Omit all pictures, then retype the data exactly as given.

= RECORDS FOR THE EXERCISE =
----------
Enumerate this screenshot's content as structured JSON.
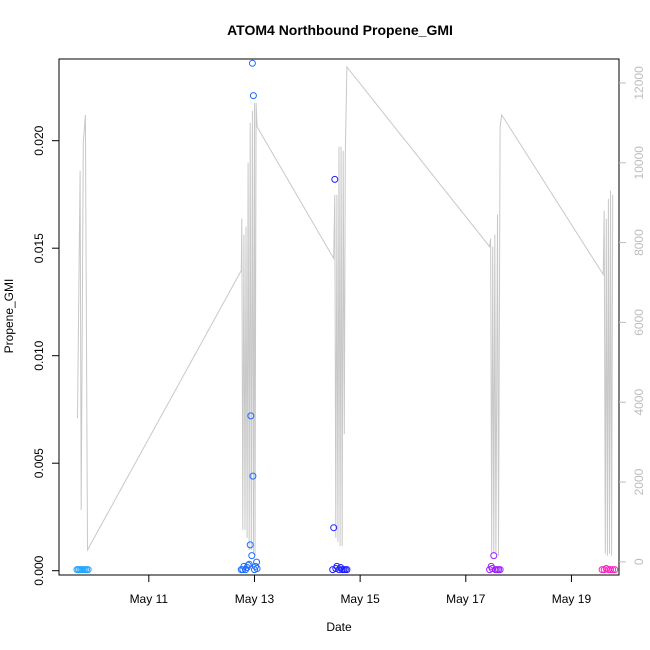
{
  "chart_data": {
    "type": "scatter",
    "title": "ATOM4 Northbound Propene_GMI",
    "xlabel": "Date",
    "ylabel": "Propene_GMI",
    "x_ticks": [
      {
        "day": 11,
        "label": "May 11"
      },
      {
        "day": 13,
        "label": "May 13"
      },
      {
        "day": 15,
        "label": "May 15"
      },
      {
        "day": 17,
        "label": "May 17"
      },
      {
        "day": 19,
        "label": "May 19"
      }
    ],
    "xlim": [
      9.3,
      19.9
    ],
    "y_left": {
      "lim": [
        -0.0002,
        0.0238
      ],
      "ticks": [
        0.0,
        0.005,
        0.01,
        0.015,
        0.02
      ],
      "labels": [
        "0.000",
        "0.005",
        "0.010",
        "0.015",
        "0.020"
      ]
    },
    "y_right": {
      "lim": [
        -330,
        12600
      ],
      "ticks": [
        0,
        2000,
        4000,
        6000,
        8000,
        10000,
        12000
      ],
      "labels": [
        "0",
        "2000",
        "4000",
        "6000",
        "8000",
        "10000",
        "12000"
      ],
      "color": "#bdbdbd"
    },
    "colors": {
      "line": "#c8c8c8",
      "flight1": "#1ea6ff",
      "flight2": "#1e6bff",
      "flight3": "#1e1eff",
      "flight4": "#a01eff",
      "flight5": "#ff1ec8"
    },
    "altitude_series": [
      [
        9.65,
        3600
      ],
      [
        9.7,
        9800
      ],
      [
        9.72,
        1300
      ],
      [
        9.76,
        10500
      ],
      [
        9.8,
        11200
      ],
      [
        9.84,
        300
      ],
      [
        12.75,
        7300
      ],
      [
        12.76,
        8600
      ],
      [
        12.78,
        800
      ],
      [
        12.8,
        8200
      ],
      [
        12.82,
        800
      ],
      [
        12.84,
        8400
      ],
      [
        12.86,
        600
      ],
      [
        12.88,
        10000
      ],
      [
        12.9,
        300
      ],
      [
        12.92,
        11000
      ],
      [
        12.94,
        300
      ],
      [
        12.96,
        11300
      ],
      [
        12.98,
        200
      ],
      [
        13.0,
        11500
      ],
      [
        13.01,
        150
      ],
      [
        13.03,
        11500
      ],
      [
        13.05,
        10900
      ],
      [
        14.5,
        7600
      ],
      [
        14.52,
        9200
      ],
      [
        14.54,
        600
      ],
      [
        14.56,
        9200
      ],
      [
        14.58,
        500
      ],
      [
        14.6,
        10400
      ],
      [
        14.62,
        400
      ],
      [
        14.64,
        10400
      ],
      [
        14.66,
        400
      ],
      [
        14.68,
        10300
      ],
      [
        14.7,
        3200
      ],
      [
        14.72,
        10200
      ],
      [
        14.75,
        12400
      ],
      [
        17.45,
        7900
      ],
      [
        17.47,
        8100
      ],
      [
        17.49,
        200
      ],
      [
        17.51,
        7900
      ],
      [
        17.53,
        200
      ],
      [
        17.55,
        8200
      ],
      [
        17.57,
        200
      ],
      [
        17.6,
        8700
      ],
      [
        17.62,
        150
      ],
      [
        17.65,
        10900
      ],
      [
        17.68,
        11200
      ],
      [
        19.6,
        7200
      ],
      [
        19.62,
        8800
      ],
      [
        19.64,
        200
      ],
      [
        19.66,
        8600
      ],
      [
        19.68,
        150
      ],
      [
        19.7,
        9100
      ],
      [
        19.72,
        200
      ],
      [
        19.74,
        9300
      ],
      [
        19.76,
        150
      ],
      [
        19.78,
        9200
      ]
    ],
    "series": [
      {
        "key": "flight1",
        "points": [
          [
            9.64,
            5e-05
          ],
          [
            9.67,
            5e-05
          ],
          [
            9.7,
            5e-05
          ],
          [
            9.73,
            5e-05
          ],
          [
            9.76,
            5e-05
          ],
          [
            9.79,
            5e-05
          ],
          [
            9.82,
            5e-05
          ],
          [
            9.85,
            5e-05
          ]
        ]
      },
      {
        "key": "flight2",
        "points": [
          [
            12.75,
            5e-05
          ],
          [
            12.78,
            5e-05
          ],
          [
            12.8,
            0.0002
          ],
          [
            12.83,
            5e-05
          ],
          [
            12.86,
            0.00015
          ],
          [
            12.88,
            0.00025
          ],
          [
            12.9,
            0.0003
          ],
          [
            12.92,
            0.0012
          ],
          [
            12.93,
            0.0072
          ],
          [
            12.95,
            0.0007
          ],
          [
            12.96,
            0.0236
          ],
          [
            12.97,
            0.0044
          ],
          [
            12.98,
            0.0221
          ],
          [
            13.0,
            5e-05
          ],
          [
            13.02,
            0.0002
          ],
          [
            13.04,
            0.0004
          ],
          [
            13.05,
            0.0001
          ]
        ]
      },
      {
        "key": "flight3",
        "points": [
          [
            14.48,
            5e-05
          ],
          [
            14.5,
            0.002
          ],
          [
            14.52,
            0.0182
          ],
          [
            14.54,
            0.0001
          ],
          [
            14.56,
            0.0002
          ],
          [
            14.6,
            5e-05
          ],
          [
            14.63,
            0.00015
          ],
          [
            14.66,
            5e-05
          ],
          [
            14.69,
            5e-05
          ],
          [
            14.72,
            5e-05
          ],
          [
            14.75,
            5e-05
          ]
        ]
      },
      {
        "key": "flight4",
        "points": [
          [
            17.45,
            5e-05
          ],
          [
            17.48,
            0.0002
          ],
          [
            17.5,
            0.0001
          ],
          [
            17.53,
            0.0007
          ],
          [
            17.56,
            5e-05
          ],
          [
            17.59,
            5e-05
          ],
          [
            17.62,
            5e-05
          ],
          [
            17.65,
            5e-05
          ]
        ]
      },
      {
        "key": "flight5",
        "points": [
          [
            19.58,
            5e-05
          ],
          [
            19.62,
            5e-05
          ],
          [
            19.66,
            0.0001
          ],
          [
            19.7,
            5e-05
          ],
          [
            19.74,
            5e-05
          ],
          [
            19.78,
            5e-05
          ],
          [
            19.82,
            5e-05
          ]
        ]
      }
    ]
  }
}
----------
= SOLUTION =
Enumerate this screenshot's content as structured JSON.
{
  "chart_data": {
    "type": "scatter",
    "title": "ATOM4 Northbound Propene_GMI",
    "xlabel": "Date",
    "ylabel": "Propene_GMI",
    "x_ticks": [
      {
        "day": 11,
        "label": "May 11"
      },
      {
        "day": 13,
        "label": "May 13"
      },
      {
        "day": 15,
        "label": "May 15"
      },
      {
        "day": 17,
        "label": "May 17"
      },
      {
        "day": 19,
        "label": "May 19"
      }
    ],
    "xlim": [
      9.3,
      19.9
    ],
    "y_left": {
      "lim": [
        -0.0002,
        0.0238
      ],
      "ticks": [
        0.0,
        0.005,
        0.01,
        0.015,
        0.02
      ],
      "labels": [
        "0.000",
        "0.005",
        "0.010",
        "0.015",
        "0.020"
      ]
    },
    "y_right": {
      "lim": [
        -330,
        12600
      ],
      "ticks": [
        0,
        2000,
        4000,
        6000,
        8000,
        10000,
        12000
      ],
      "labels": [
        "0",
        "2000",
        "4000",
        "6000",
        "8000",
        "10000",
        "12000"
      ],
      "color": "#bdbdbd"
    },
    "colors": {
      "line": "#c8c8c8",
      "flight1": "#1ea6ff",
      "flight2": "#1e6bff",
      "flight3": "#1e1eff",
      "flight4": "#a01eff",
      "flight5": "#ff1ec8"
    },
    "altitude_series": [
      [
        9.65,
        3600
      ],
      [
        9.7,
        9800
      ],
      [
        9.72,
        1300
      ],
      [
        9.76,
        10500
      ],
      [
        9.8,
        11200
      ],
      [
        9.84,
        300
      ],
      [
        12.75,
        7300
      ],
      [
        12.76,
        8600
      ],
      [
        12.78,
        800
      ],
      [
        12.8,
        8200
      ],
      [
        12.82,
        800
      ],
      [
        12.84,
        8400
      ],
      [
        12.86,
        600
      ],
      [
        12.88,
        10000
      ],
      [
        12.9,
        300
      ],
      [
        12.92,
        11000
      ],
      [
        12.94,
        300
      ],
      [
        12.96,
        11300
      ],
      [
        12.98,
        200
      ],
      [
        13.0,
        11500
      ],
      [
        13.01,
        150
      ],
      [
        13.03,
        11500
      ],
      [
        13.05,
        10900
      ],
      [
        14.5,
        7600
      ],
      [
        14.52,
        9200
      ],
      [
        14.54,
        600
      ],
      [
        14.56,
        9200
      ],
      [
        14.58,
        500
      ],
      [
        14.6,
        10400
      ],
      [
        14.62,
        400
      ],
      [
        14.64,
        10400
      ],
      [
        14.66,
        400
      ],
      [
        14.68,
        10300
      ],
      [
        14.7,
        3200
      ],
      [
        14.72,
        10200
      ],
      [
        14.75,
        12400
      ],
      [
        17.45,
        7900
      ],
      [
        17.47,
        8100
      ],
      [
        17.49,
        200
      ],
      [
        17.51,
        7900
      ],
      [
        17.53,
        200
      ],
      [
        17.55,
        8200
      ],
      [
        17.57,
        200
      ],
      [
        17.6,
        8700
      ],
      [
        17.62,
        150
      ],
      [
        17.65,
        10900
      ],
      [
        17.68,
        11200
      ],
      [
        19.6,
        7200
      ],
      [
        19.62,
        8800
      ],
      [
        19.64,
        200
      ],
      [
        19.66,
        8600
      ],
      [
        19.68,
        150
      ],
      [
        19.7,
        9100
      ],
      [
        19.72,
        200
      ],
      [
        19.74,
        9300
      ],
      [
        19.76,
        150
      ],
      [
        19.78,
        9200
      ]
    ],
    "series": [
      {
        "key": "flight1",
        "points": [
          [
            9.64,
            5e-05
          ],
          [
            9.67,
            5e-05
          ],
          [
            9.7,
            5e-05
          ],
          [
            9.73,
            5e-05
          ],
          [
            9.76,
            5e-05
          ],
          [
            9.79,
            5e-05
          ],
          [
            9.82,
            5e-05
          ],
          [
            9.85,
            5e-05
          ]
        ]
      },
      {
        "key": "flight2",
        "points": [
          [
            12.75,
            5e-05
          ],
          [
            12.78,
            5e-05
          ],
          [
            12.8,
            0.0002
          ],
          [
            12.83,
            5e-05
          ],
          [
            12.86,
            0.00015
          ],
          [
            12.88,
            0.00025
          ],
          [
            12.9,
            0.0003
          ],
          [
            12.92,
            0.0012
          ],
          [
            12.93,
            0.0072
          ],
          [
            12.95,
            0.0007
          ],
          [
            12.96,
            0.0236
          ],
          [
            12.97,
            0.0044
          ],
          [
            12.98,
            0.0221
          ],
          [
            13.0,
            5e-05
          ],
          [
            13.02,
            0.0002
          ],
          [
            13.04,
            0.0004
          ],
          [
            13.05,
            0.0001
          ]
        ]
      },
      {
        "key": "flight3",
        "points": [
          [
            14.48,
            5e-05
          ],
          [
            14.5,
            0.002
          ],
          [
            14.52,
            0.0182
          ],
          [
            14.54,
            0.0001
          ],
          [
            14.56,
            0.0002
          ],
          [
            14.6,
            5e-05
          ],
          [
            14.63,
            0.00015
          ],
          [
            14.66,
            5e-05
          ],
          [
            14.69,
            5e-05
          ],
          [
            14.72,
            5e-05
          ],
          [
            14.75,
            5e-05
          ]
        ]
      },
      {
        "key": "flight4",
        "points": [
          [
            17.45,
            5e-05
          ],
          [
            17.48,
            0.0002
          ],
          [
            17.5,
            0.0001
          ],
          [
            17.53,
            0.0007
          ],
          [
            17.56,
            5e-05
          ],
          [
            17.59,
            5e-05
          ],
          [
            17.62,
            5e-05
          ],
          [
            17.65,
            5e-05
          ]
        ]
      },
      {
        "key": "flight5",
        "points": [
          [
            19.58,
            5e-05
          ],
          [
            19.62,
            5e-05
          ],
          [
            19.66,
            0.0001
          ],
          [
            19.7,
            5e-05
          ],
          [
            19.74,
            5e-05
          ],
          [
            19.78,
            5e-05
          ],
          [
            19.82,
            5e-05
          ]
        ]
      }
    ]
  }
}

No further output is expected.